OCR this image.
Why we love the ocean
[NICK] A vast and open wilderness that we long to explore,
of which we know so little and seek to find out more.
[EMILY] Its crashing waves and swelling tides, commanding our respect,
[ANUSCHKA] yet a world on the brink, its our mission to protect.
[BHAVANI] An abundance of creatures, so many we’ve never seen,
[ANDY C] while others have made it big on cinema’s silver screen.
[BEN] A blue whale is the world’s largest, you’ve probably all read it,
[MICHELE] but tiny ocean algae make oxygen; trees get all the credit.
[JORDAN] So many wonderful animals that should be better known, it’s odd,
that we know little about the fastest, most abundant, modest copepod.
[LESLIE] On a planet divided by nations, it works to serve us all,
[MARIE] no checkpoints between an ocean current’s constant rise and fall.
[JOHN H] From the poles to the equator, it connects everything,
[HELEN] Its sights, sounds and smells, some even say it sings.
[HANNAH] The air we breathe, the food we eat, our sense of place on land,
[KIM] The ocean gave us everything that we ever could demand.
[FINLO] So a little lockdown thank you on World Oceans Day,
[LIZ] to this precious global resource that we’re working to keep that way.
==
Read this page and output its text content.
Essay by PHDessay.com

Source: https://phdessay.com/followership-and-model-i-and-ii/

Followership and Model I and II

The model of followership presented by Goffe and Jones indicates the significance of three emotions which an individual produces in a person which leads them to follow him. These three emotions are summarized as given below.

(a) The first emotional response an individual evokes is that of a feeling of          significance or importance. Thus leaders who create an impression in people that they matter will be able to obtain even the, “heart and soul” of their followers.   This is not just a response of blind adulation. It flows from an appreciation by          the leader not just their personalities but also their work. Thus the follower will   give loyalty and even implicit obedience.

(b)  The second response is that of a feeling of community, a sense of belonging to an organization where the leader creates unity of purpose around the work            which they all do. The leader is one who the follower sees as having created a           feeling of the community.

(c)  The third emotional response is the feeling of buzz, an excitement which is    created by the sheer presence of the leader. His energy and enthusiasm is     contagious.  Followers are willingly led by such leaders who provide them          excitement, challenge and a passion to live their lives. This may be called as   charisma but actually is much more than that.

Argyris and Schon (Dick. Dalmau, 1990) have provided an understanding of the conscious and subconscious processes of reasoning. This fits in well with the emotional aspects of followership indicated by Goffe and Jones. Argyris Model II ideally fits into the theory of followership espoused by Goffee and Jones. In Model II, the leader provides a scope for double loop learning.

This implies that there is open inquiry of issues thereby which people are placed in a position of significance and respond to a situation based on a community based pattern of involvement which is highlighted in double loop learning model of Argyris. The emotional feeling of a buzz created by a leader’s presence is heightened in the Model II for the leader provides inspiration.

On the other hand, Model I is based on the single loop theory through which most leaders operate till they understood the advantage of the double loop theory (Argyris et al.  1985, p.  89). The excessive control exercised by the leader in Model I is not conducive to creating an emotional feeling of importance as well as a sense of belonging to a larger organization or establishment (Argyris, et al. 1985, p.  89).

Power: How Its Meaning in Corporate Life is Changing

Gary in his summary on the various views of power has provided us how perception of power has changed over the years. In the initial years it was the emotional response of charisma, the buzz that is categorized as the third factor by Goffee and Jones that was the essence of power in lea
...
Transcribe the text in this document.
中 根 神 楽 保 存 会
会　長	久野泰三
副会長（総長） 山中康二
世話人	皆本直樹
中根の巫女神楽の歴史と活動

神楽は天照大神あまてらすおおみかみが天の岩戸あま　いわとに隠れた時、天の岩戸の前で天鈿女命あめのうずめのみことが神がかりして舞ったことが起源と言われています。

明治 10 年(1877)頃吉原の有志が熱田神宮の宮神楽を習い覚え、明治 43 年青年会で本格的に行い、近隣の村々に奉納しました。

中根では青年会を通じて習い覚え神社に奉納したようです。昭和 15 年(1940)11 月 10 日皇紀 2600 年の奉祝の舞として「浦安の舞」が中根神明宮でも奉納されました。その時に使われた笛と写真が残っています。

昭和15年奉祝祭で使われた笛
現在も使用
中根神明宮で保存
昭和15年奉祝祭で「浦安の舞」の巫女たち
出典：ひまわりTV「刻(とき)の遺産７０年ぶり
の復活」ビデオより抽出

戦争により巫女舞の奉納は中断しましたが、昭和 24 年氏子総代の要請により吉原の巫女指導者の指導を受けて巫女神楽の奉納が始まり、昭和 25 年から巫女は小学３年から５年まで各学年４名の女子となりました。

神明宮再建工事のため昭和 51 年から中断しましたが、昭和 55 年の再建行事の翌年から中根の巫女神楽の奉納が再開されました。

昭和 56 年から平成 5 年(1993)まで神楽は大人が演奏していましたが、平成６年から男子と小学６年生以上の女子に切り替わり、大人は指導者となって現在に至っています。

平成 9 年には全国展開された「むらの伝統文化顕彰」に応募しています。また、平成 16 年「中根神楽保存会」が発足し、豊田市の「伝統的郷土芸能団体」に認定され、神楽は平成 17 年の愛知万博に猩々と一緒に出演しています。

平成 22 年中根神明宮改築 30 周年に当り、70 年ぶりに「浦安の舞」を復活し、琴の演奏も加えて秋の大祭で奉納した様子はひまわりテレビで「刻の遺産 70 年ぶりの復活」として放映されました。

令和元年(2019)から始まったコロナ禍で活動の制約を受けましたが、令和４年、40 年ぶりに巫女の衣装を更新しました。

Problem to solve:
Search the data for "text". Copy every line that has it.

The result:
Read this page and output its text content.
Transcribe the text in this document.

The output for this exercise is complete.